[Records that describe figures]
•••••
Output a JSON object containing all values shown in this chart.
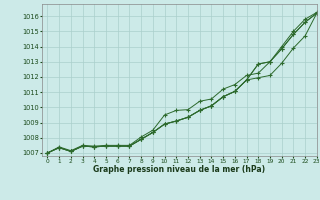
{
  "xlabel": "Graphe pression niveau de la mer (hPa)",
  "bg_color": "#cceae8",
  "grid_color": "#aacfcc",
  "line_color": "#2d6a2d",
  "xlim": [
    -0.5,
    23
  ],
  "ylim": [
    1006.8,
    1016.8
  ],
  "yticks": [
    1007,
    1008,
    1009,
    1010,
    1011,
    1012,
    1013,
    1014,
    1015,
    1016
  ],
  "xticks": [
    0,
    1,
    2,
    3,
    4,
    5,
    6,
    7,
    8,
    9,
    10,
    11,
    12,
    13,
    14,
    15,
    16,
    17,
    18,
    19,
    20,
    21,
    22,
    23
  ],
  "line1": [
    1007.0,
    1007.4,
    1007.15,
    1007.5,
    1007.45,
    1007.5,
    1007.5,
    1007.5,
    1008.05,
    1008.5,
    1009.5,
    1009.8,
    1009.85,
    1010.4,
    1010.55,
    1011.2,
    1011.5,
    1012.1,
    1012.25,
    1013.0,
    1014.0,
    1015.0,
    1015.8,
    1016.25
  ],
  "line2": [
    1007.0,
    1007.35,
    1007.1,
    1007.45,
    1007.4,
    1007.45,
    1007.45,
    1007.45,
    1007.9,
    1008.35,
    1008.9,
    1009.1,
    1009.35,
    1009.8,
    1010.1,
    1010.7,
    1011.05,
    1011.8,
    1011.95,
    1012.1,
    1012.9,
    1013.9,
    1014.7,
    1016.2
  ],
  "line3": [
    1007.0,
    1007.35,
    1007.1,
    1007.45,
    1007.4,
    1007.45,
    1007.45,
    1007.45,
    1007.9,
    1008.35,
    1008.9,
    1009.1,
    1009.35,
    1009.8,
    1010.1,
    1010.7,
    1011.05,
    1011.8,
    1012.85,
    1013.0,
    1013.85,
    1014.8,
    1015.6,
    1016.2
  ],
  "line4": [
    1007.0,
    1007.35,
    1007.1,
    1007.45,
    1007.4,
    1007.45,
    1007.45,
    1007.45,
    1007.9,
    1008.35,
    1008.9,
    1009.1,
    1009.35,
    1009.8,
    1010.1,
    1010.7,
    1011.05,
    1011.8,
    1012.85,
    1013.0,
    1013.85,
    1014.8,
    1015.6,
    1016.2
  ]
}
•••••
WRITTEN TASK: Copy the listing in full and without alteration, omitting every picture.

TASK SOLUTION:
Output a JSON object containing all values shown in this chart.
{
  "xlabel": "Graphe pression niveau de la mer (hPa)",
  "bg_color": "#cceae8",
  "grid_color": "#aacfcc",
  "line_color": "#2d6a2d",
  "xlim": [
    -0.5,
    23
  ],
  "ylim": [
    1006.8,
    1016.8
  ],
  "yticks": [
    1007,
    1008,
    1009,
    1010,
    1011,
    1012,
    1013,
    1014,
    1015,
    1016
  ],
  "xticks": [
    0,
    1,
    2,
    3,
    4,
    5,
    6,
    7,
    8,
    9,
    10,
    11,
    12,
    13,
    14,
    15,
    16,
    17,
    18,
    19,
    20,
    21,
    22,
    23
  ],
  "line1": [
    1007.0,
    1007.4,
    1007.15,
    1007.5,
    1007.45,
    1007.5,
    1007.5,
    1007.5,
    1008.05,
    1008.5,
    1009.5,
    1009.8,
    1009.85,
    1010.4,
    1010.55,
    1011.2,
    1011.5,
    1012.1,
    1012.25,
    1013.0,
    1014.0,
    1015.0,
    1015.8,
    1016.25
  ],
  "line2": [
    1007.0,
    1007.35,
    1007.1,
    1007.45,
    1007.4,
    1007.45,
    1007.45,
    1007.45,
    1007.9,
    1008.35,
    1008.9,
    1009.1,
    1009.35,
    1009.8,
    1010.1,
    1010.7,
    1011.05,
    1011.8,
    1011.95,
    1012.1,
    1012.9,
    1013.9,
    1014.7,
    1016.2
  ],
  "line3": [
    1007.0,
    1007.35,
    1007.1,
    1007.45,
    1007.4,
    1007.45,
    1007.45,
    1007.45,
    1007.9,
    1008.35,
    1008.9,
    1009.1,
    1009.35,
    1009.8,
    1010.1,
    1010.7,
    1011.05,
    1011.8,
    1012.85,
    1013.0,
    1013.85,
    1014.8,
    1015.6,
    1016.2
  ],
  "line4": [
    1007.0,
    1007.35,
    1007.1,
    1007.45,
    1007.4,
    1007.45,
    1007.45,
    1007.45,
    1007.9,
    1008.35,
    1008.9,
    1009.1,
    1009.35,
    1009.8,
    1010.1,
    1010.7,
    1011.05,
    1011.8,
    1012.85,
    1013.0,
    1013.85,
    1014.8,
    1015.6,
    1016.2
  ]
}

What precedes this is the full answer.